PROBLEM REQUIREMENTS: Take the entries below and print all of them exactly, please.

▬▬▬▬▬▬▬▬▬▬

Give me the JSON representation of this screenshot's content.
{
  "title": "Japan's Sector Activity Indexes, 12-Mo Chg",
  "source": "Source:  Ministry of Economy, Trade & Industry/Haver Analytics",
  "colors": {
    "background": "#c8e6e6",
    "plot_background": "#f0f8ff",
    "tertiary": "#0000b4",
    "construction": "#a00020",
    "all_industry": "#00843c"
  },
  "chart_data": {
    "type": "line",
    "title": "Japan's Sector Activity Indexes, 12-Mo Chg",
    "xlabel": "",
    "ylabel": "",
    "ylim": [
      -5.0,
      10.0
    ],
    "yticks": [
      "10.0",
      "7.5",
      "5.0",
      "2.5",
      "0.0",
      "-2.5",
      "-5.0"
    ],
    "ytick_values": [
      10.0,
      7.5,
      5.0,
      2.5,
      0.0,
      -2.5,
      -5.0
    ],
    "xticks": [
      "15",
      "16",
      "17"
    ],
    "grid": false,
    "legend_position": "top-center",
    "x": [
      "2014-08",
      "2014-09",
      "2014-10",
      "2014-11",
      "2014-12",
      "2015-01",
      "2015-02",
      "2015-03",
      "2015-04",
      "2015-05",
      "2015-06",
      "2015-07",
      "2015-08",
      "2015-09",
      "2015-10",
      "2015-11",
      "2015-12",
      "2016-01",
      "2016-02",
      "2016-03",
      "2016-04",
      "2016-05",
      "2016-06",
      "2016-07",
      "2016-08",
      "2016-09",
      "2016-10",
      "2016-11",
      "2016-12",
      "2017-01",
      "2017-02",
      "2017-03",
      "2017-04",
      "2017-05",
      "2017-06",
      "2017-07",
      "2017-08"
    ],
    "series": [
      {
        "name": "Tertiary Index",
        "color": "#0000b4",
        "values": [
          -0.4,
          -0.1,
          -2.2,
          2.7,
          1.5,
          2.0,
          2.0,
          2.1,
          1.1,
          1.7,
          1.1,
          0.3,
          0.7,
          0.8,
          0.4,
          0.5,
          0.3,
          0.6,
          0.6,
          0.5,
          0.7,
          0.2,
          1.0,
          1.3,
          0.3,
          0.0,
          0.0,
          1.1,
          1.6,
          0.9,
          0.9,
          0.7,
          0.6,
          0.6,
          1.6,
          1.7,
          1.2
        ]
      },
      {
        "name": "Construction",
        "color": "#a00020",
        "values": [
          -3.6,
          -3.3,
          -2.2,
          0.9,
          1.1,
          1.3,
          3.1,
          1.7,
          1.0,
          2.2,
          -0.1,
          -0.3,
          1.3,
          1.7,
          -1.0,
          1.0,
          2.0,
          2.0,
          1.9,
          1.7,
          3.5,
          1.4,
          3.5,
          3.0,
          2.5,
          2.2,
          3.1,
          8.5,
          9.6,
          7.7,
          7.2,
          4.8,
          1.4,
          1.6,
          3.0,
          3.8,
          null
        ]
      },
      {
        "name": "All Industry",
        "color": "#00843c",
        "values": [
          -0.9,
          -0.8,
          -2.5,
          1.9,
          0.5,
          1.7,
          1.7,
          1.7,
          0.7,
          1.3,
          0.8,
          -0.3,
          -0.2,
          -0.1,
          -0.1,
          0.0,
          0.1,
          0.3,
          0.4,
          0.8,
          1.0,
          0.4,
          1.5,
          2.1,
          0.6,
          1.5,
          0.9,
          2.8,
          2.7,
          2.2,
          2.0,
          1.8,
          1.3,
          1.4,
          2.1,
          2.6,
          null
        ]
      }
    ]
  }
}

▬▬▬▬▬▬▬▬▬▬

RESULT OF THE EXERCISE:
Give me the JSON representation of this screenshot's content.
{
  "title": "Japan's Sector Activity Indexes, 12-Mo Chg",
  "source": "Source:  Ministry of Economy, Trade & Industry/Haver Analytics",
  "colors": {
    "background": "#c8e6e6",
    "plot_background": "#f0f8ff",
    "tertiary": "#0000b4",
    "construction": "#a00020",
    "all_industry": "#00843c"
  },
  "chart_data": {
    "type": "line",
    "title": "Japan's Sector Activity Indexes, 12-Mo Chg",
    "xlabel": "",
    "ylabel": "",
    "ylim": [
      -5.0,
      10.0
    ],
    "yticks": [
      "10.0",
      "7.5",
      "5.0",
      "2.5",
      "0.0",
      "-2.5",
      "-5.0"
    ],
    "ytick_values": [
      10.0,
      7.5,
      5.0,
      2.5,
      0.0,
      -2.5,
      -5.0
    ],
    "xticks": [
      "15",
      "16",
      "17"
    ],
    "grid": false,
    "legend_position": "top-center",
    "x": [
      "2014-08",
      "2014-09",
      "2014-10",
      "2014-11",
      "2014-12",
      "2015-01",
      "2015-02",
      "2015-03",
      "2015-04",
      "2015-05",
      "2015-06",
      "2015-07",
      "2015-08",
      "2015-09",
      "2015-10",
      "2015-11",
      "2015-12",
      "2016-01",
      "2016-02",
      "2016-03",
      "2016-04",
      "2016-05",
      "2016-06",
      "2016-07",
      "2016-08",
      "2016-09",
      "2016-10",
      "2016-11",
      "2016-12",
      "2017-01",
      "2017-02",
      "2017-03",
      "2017-04",
      "2017-05",
      "2017-06",
      "2017-07",
      "2017-08"
    ],
    "series": [
      {
        "name": "Tertiary Index",
        "color": "#0000b4",
        "values": [
          -0.4,
          -0.1,
          -2.2,
          2.7,
          1.5,
          2.0,
          2.0,
          2.1,
          1.1,
          1.7,
          1.1,
          0.3,
          0.7,
          0.8,
          0.4,
          0.5,
          0.3,
          0.6,
          0.6,
          0.5,
          0.7,
          0.2,
          1.0,
          1.3,
          0.3,
          0.0,
          0.0,
          1.1,
          1.6,
          0.9,
          0.9,
          0.7,
          0.6,
          0.6,
          1.6,
          1.7,
          1.2
        ]
      },
      {
        "name": "Construction",
        "color": "#a00020",
        "values": [
          -3.6,
          -3.3,
          -2.2,
          0.9,
          1.1,
          1.3,
          3.1,
          1.7,
          1.0,
          2.2,
          -0.1,
          -0.3,
          1.3,
          1.7,
          -1.0,
          1.0,
          2.0,
          2.0,
          1.9,
          1.7,
          3.5,
          1.4,
          3.5,
          3.0,
          2.5,
          2.2,
          3.1,
          8.5,
          9.6,
          7.7,
          7.2,
          4.8,
          1.4,
          1.6,
          3.0,
          3.8,
          null
        ]
      },
      {
        "name": "All Industry",
        "color": "#00843c",
        "values": [
          -0.9,
          -0.8,
          -2.5,
          1.9,
          0.5,
          1.7,
          1.7,
          1.7,
          0.7,
          1.3,
          0.8,
          -0.3,
          -0.2,
          -0.1,
          -0.1,
          0.0,
          0.1,
          0.3,
          0.4,
          0.8,
          1.0,
          0.4,
          1.5,
          2.1,
          0.6,
          1.5,
          0.9,
          2.8,
          2.7,
          2.2,
          2.0,
          1.8,
          1.3,
          1.4,
          2.1,
          2.6,
          null
        ]
      }
    ]
  }
}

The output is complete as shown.